Stated problem
Reproduce each line bearing the word "true".

Data records
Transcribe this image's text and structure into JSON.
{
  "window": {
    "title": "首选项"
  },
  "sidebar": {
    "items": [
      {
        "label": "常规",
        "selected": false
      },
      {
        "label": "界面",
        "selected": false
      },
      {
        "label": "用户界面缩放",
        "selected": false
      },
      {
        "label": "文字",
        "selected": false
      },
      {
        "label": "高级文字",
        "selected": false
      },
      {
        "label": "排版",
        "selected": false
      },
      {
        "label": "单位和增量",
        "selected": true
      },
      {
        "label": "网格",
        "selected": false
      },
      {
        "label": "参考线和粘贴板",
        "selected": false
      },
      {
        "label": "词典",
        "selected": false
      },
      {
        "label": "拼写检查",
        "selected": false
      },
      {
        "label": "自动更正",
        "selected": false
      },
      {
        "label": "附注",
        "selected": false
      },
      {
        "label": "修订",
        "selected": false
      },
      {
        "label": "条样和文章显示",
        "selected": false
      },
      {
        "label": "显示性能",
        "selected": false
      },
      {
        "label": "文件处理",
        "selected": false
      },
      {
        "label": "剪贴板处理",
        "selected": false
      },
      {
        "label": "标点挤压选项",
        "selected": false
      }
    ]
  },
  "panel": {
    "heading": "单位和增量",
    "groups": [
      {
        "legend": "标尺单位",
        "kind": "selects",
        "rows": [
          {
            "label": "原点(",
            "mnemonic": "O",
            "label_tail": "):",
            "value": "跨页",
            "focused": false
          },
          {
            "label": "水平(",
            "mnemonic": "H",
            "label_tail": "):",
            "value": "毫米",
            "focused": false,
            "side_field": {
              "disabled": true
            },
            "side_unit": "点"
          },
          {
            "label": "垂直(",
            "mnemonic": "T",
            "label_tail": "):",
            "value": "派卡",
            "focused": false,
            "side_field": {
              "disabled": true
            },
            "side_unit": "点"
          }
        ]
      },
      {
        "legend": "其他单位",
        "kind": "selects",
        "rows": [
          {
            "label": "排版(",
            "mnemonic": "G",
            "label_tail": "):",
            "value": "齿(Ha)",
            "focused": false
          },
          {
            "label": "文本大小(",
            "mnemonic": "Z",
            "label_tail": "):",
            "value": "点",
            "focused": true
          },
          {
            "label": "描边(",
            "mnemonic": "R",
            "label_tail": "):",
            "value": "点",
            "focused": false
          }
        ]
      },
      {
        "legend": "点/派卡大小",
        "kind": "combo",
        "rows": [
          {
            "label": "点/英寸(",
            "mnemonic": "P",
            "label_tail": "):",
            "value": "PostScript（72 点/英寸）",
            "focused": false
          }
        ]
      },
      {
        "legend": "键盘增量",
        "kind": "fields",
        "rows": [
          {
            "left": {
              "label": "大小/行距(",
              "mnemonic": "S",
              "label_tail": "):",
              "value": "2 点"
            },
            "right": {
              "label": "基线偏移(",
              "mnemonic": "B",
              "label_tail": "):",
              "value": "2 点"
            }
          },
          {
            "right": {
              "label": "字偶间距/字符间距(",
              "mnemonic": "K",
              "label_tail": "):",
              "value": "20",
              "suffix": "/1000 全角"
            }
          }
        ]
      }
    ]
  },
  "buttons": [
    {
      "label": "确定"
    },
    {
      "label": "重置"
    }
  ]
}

Expected answer
        "selected": true
              "disabled": true
              "disabled": true
            "focused": true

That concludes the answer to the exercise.